Required task: What is the number of lines in the data holding the word "Trauma"? Give that number by itself.

Data items
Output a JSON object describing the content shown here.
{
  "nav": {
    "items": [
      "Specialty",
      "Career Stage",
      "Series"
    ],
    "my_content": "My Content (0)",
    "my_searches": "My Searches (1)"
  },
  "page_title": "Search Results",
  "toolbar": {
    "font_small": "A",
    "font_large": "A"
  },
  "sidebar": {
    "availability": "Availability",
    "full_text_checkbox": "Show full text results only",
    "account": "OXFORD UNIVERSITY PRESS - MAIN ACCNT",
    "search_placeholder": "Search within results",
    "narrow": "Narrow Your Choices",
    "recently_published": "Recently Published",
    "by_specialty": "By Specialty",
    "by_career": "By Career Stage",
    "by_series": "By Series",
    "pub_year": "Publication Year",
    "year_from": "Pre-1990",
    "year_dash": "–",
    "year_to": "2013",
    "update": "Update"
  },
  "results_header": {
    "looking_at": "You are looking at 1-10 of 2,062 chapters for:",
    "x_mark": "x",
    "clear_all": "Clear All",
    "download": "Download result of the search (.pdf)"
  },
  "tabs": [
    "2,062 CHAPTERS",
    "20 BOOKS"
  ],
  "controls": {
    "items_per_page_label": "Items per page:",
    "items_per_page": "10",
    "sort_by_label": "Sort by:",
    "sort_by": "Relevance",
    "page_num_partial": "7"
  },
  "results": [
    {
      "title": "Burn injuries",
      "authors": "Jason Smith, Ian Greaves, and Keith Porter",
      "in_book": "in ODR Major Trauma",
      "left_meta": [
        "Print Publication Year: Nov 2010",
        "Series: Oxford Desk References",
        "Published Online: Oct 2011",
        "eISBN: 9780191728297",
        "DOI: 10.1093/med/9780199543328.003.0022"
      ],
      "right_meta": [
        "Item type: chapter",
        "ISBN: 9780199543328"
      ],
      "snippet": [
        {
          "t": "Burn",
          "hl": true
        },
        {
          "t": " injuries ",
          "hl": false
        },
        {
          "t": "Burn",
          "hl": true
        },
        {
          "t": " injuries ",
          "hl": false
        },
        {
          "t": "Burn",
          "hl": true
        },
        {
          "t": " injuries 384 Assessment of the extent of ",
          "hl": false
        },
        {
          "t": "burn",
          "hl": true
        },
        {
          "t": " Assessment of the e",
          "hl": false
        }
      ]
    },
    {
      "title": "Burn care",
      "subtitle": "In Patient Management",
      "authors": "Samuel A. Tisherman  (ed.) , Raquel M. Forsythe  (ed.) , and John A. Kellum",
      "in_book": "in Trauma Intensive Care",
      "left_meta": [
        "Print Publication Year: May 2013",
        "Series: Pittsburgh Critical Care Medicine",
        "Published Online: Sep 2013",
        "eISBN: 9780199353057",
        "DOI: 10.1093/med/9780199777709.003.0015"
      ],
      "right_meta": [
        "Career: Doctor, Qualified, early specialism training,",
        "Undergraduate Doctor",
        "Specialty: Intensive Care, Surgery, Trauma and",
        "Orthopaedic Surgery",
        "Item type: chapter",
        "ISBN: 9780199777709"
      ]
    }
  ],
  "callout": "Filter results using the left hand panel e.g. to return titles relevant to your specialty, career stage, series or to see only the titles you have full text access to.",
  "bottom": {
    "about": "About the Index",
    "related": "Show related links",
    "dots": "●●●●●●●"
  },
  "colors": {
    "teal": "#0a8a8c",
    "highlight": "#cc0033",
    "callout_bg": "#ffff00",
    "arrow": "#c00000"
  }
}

Full solution: 3